(Stored dataset lines)

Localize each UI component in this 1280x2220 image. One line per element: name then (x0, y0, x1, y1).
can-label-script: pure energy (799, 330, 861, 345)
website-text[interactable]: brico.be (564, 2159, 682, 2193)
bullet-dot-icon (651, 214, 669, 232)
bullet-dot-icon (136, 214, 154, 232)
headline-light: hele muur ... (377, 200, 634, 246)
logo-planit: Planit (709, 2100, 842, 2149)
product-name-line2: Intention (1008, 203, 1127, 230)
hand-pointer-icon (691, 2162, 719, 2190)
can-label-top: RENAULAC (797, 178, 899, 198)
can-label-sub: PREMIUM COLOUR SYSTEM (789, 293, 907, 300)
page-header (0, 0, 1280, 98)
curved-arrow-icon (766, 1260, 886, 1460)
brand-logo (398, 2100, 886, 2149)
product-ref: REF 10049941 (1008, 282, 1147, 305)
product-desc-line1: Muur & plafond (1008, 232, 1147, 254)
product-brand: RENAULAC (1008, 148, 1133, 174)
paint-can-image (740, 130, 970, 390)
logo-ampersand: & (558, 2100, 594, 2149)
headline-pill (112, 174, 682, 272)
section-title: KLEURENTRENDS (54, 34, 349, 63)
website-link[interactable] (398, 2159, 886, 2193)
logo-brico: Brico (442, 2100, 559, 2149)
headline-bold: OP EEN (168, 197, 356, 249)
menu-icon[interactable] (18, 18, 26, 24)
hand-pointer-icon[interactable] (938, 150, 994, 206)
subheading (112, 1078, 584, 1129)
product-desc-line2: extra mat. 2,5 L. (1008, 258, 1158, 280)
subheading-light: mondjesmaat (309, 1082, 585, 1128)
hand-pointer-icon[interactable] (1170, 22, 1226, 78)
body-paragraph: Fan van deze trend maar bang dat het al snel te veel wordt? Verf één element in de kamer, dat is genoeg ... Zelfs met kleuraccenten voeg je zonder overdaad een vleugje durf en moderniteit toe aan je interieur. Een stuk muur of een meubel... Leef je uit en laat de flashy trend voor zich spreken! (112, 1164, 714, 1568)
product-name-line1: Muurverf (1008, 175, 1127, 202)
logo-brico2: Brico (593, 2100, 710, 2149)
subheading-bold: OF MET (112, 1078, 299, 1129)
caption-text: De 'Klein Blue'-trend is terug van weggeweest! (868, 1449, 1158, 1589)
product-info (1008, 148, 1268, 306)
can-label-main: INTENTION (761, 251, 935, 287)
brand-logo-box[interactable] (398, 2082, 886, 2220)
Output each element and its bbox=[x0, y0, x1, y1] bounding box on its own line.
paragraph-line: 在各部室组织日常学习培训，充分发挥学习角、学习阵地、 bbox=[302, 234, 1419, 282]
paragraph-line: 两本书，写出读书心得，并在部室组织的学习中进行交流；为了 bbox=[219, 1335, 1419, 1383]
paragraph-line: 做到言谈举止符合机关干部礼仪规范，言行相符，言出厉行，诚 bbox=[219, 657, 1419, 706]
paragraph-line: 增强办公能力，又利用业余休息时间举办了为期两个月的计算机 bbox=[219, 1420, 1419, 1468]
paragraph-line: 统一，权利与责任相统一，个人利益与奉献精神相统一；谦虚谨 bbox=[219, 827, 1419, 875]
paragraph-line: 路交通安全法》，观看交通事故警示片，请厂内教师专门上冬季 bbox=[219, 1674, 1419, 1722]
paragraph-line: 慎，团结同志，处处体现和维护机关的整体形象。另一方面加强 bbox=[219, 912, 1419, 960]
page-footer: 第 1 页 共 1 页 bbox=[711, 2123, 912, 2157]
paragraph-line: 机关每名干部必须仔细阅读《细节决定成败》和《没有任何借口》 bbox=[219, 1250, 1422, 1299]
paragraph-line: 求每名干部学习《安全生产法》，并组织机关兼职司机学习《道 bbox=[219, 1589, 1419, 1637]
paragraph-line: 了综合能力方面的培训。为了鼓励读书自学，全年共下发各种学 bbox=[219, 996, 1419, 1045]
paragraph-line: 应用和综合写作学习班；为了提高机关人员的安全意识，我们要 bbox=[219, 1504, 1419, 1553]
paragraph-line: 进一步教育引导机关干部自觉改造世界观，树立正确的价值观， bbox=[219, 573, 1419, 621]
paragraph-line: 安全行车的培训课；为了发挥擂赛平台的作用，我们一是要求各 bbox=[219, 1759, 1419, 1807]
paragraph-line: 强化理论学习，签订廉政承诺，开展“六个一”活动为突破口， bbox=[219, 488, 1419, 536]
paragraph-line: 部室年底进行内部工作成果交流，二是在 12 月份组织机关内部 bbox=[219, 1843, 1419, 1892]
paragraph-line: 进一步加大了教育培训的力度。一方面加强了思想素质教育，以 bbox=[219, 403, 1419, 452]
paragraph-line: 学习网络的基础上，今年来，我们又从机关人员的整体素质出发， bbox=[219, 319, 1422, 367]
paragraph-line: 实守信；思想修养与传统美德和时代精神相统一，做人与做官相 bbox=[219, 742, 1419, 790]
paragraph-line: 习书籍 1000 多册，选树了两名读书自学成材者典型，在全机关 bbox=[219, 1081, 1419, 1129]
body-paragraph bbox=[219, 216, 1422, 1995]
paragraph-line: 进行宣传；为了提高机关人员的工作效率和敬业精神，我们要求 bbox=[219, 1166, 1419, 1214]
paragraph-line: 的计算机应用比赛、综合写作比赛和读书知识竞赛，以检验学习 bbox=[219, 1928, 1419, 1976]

▶ Task brief
Copy out every one of the lines above, character for character, with no changes.

▶ Complete response
Localize each UI component in this 1280x2220 image. One line per element: name then (x0, y0, x1, y1).
can-label-script: pure energy (799, 330, 861, 345)
website-text[interactable]: brico.be (564, 2159, 682, 2193)
bullet-dot-icon (651, 214, 669, 232)
bullet-dot-icon (136, 214, 154, 232)
headline-light: hele muur ... (377, 200, 634, 246)
logo-planit: Planit (709, 2100, 842, 2149)
product-name-line2: Intention (1008, 203, 1127, 230)
hand-pointer-icon (691, 2162, 719, 2190)
can-label-top: RENAULAC (797, 178, 899, 198)
can-label-sub: PREMIUM COLOUR SYSTEM (789, 293, 907, 300)
page-header (0, 0, 1280, 98)
curved-arrow-icon (766, 1260, 886, 1460)
brand-logo (398, 2100, 886, 2149)
product-ref: REF 10049941 (1008, 282, 1147, 305)
product-desc-line1: Muur & plafond (1008, 232, 1147, 254)
product-brand: RENAULAC (1008, 148, 1133, 174)
paint-can-image (740, 130, 970, 390)
logo-ampersand: & (558, 2100, 594, 2149)
headline-pill (112, 174, 682, 272)
section-title: KLEURENTRENDS (54, 34, 349, 63)
website-link[interactable] (398, 2159, 886, 2193)
logo-brico: Brico (442, 2100, 559, 2149)
headline-bold: OP EEN (168, 197, 356, 249)
menu-icon[interactable] (18, 18, 26, 24)
hand-pointer-icon[interactable] (938, 150, 994, 206)
subheading (112, 1078, 584, 1129)
product-desc-line2: extra mat. 2,5 L. (1008, 258, 1158, 280)
subheading-light: mondjesmaat (309, 1082, 585, 1128)
hand-pointer-icon[interactable] (1170, 22, 1226, 78)
body-paragraph: Fan van deze trend maar bang dat het al snel te veel wordt? Verf één element in de kamer, dat is genoeg ... Zelfs met kleuraccenten voeg je zonder overdaad een vleugje durf en moderniteit toe aan je interieur. Een stuk muur of een meubel... Leef je uit en laat de flashy trend voor zich spreken! (112, 1164, 714, 1568)
product-name-line1: Muurverf (1008, 175, 1127, 202)
logo-brico2: Brico (593, 2100, 710, 2149)
subheading-bold: OF MET (112, 1078, 299, 1129)
caption-text: De 'Klein Blue'-trend is terug van weggeweest! (868, 1449, 1158, 1589)
product-info (1008, 148, 1268, 306)
can-label-main: INTENTION (761, 251, 935, 287)
brand-logo-box[interactable] (398, 2082, 886, 2220)
Output each element and its bbox=[x0, y0, x1, y1] bounding box on its own line.
paragraph-line: 在各部室组织日常学习培训，充分发挥学习角、学习阵地、 bbox=[302, 234, 1419, 282]
paragraph-line: 两本书，写出读书心得，并在部室组织的学习中进行交流；为了 bbox=[219, 1335, 1419, 1383]
paragraph-line: 做到言谈举止符合机关干部礼仪规范，言行相符，言出厉行，诚 bbox=[219, 657, 1419, 706]
paragraph-line: 增强办公能力，又利用业余休息时间举办了为期两个月的计算机 bbox=[219, 1420, 1419, 1468]
paragraph-line: 统一，权利与责任相统一，个人利益与奉献精神相统一；谦虚谨 bbox=[219, 827, 1419, 875]
paragraph-line: 路交通安全法》，观看交通事故警示片，请厂内教师专门上冬季 bbox=[219, 1674, 1419, 1722]
paragraph-line: 慎，团结同志，处处体现和维护机关的整体形象。另一方面加强 bbox=[219, 912, 1419, 960]
page-footer: 第 1 页 共 1 页 bbox=[711, 2123, 912, 2157]
paragraph-line: 机关每名干部必须仔细阅读《细节决定成败》和《没有任何借口》 bbox=[219, 1250, 1422, 1299]
paragraph-line: 求每名干部学习《安全生产法》，并组织机关兼职司机学习《道 bbox=[219, 1589, 1419, 1637]
paragraph-line: 了综合能力方面的培训。为了鼓励读书自学，全年共下发各种学 bbox=[219, 996, 1419, 1045]
paragraph-line: 应用和综合写作学习班；为了提高机关人员的安全意识，我们要 bbox=[219, 1504, 1419, 1553]
paragraph-line: 进一步教育引导机关干部自觉改造世界观，树立正确的价值观， bbox=[219, 573, 1419, 621]
paragraph-line: 安全行车的培训课；为了发挥擂赛平台的作用，我们一是要求各 bbox=[219, 1759, 1419, 1807]
paragraph-line: 强化理论学习，签订廉政承诺，开展“六个一”活动为突破口， bbox=[219, 488, 1419, 536]
paragraph-line: 部室年底进行内部工作成果交流，二是在 12 月份组织机关内部 bbox=[219, 1843, 1419, 1892]
paragraph-line: 进一步加大了教育培训的力度。一方面加强了思想素质教育，以 bbox=[219, 403, 1419, 452]
paragraph-line: 学习网络的基础上，今年来，我们又从机关人员的整体素质出发， bbox=[219, 319, 1422, 367]
paragraph-line: 实守信；思想修养与传统美德和时代精神相统一，做人与做官相 bbox=[219, 742, 1419, 790]
paragraph-line: 习书籍 1000 多册，选树了两名读书自学成材者典型，在全机关 bbox=[219, 1081, 1419, 1129]
body-paragraph bbox=[219, 216, 1422, 1995]
paragraph-line: 进行宣传；为了提高机关人员的工作效率和敬业精神，我们要求 bbox=[219, 1166, 1419, 1214]
paragraph-line: 的计算机应用比赛、综合写作比赛和读书知识竞赛，以检验学习 bbox=[219, 1928, 1419, 1976]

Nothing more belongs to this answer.